[Start SUPPLIED INFORMATION]

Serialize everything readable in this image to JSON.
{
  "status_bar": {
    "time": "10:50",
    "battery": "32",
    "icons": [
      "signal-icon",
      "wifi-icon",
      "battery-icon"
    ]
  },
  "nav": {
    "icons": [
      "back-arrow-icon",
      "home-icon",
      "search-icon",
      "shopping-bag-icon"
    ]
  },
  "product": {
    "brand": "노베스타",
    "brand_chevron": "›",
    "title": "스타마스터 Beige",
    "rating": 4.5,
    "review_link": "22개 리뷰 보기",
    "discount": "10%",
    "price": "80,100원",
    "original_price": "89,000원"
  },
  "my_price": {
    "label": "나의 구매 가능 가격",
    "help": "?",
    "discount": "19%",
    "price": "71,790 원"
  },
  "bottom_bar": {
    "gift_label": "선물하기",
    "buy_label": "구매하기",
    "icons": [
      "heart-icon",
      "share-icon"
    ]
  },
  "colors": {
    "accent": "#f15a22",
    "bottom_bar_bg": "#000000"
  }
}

[End SUPPLIED INFORMATION]

From the records above, extract every entry exactly as given.

Serialize everything readable in this image to JSON.
{
  "status_bar": {
    "time": "10:50",
    "battery": "32",
    "icons": [
      "signal-icon",
      "wifi-icon",
      "battery-icon"
    ]
  },
  "nav": {
    "icons": [
      "back-arrow-icon",
      "home-icon",
      "search-icon",
      "shopping-bag-icon"
    ]
  },
  "product": {
    "brand": "노베스타",
    "brand_chevron": "›",
    "title": "스타마스터 Beige",
    "rating": 4.5,
    "review_link": "22개 리뷰 보기",
    "discount": "10%",
    "price": "80,100원",
    "original_price": "89,000원"
  },
  "my_price": {
    "label": "나의 구매 가능 가격",
    "help": "?",
    "discount": "19%",
    "price": "71,790 원"
  },
  "bottom_bar": {
    "gift_label": "선물하기",
    "buy_label": "구매하기",
    "icons": [
      "heart-icon",
      "share-icon"
    ]
  },
  "colors": {
    "accent": "#f15a22",
    "bottom_bar_bg": "#000000"
  }
}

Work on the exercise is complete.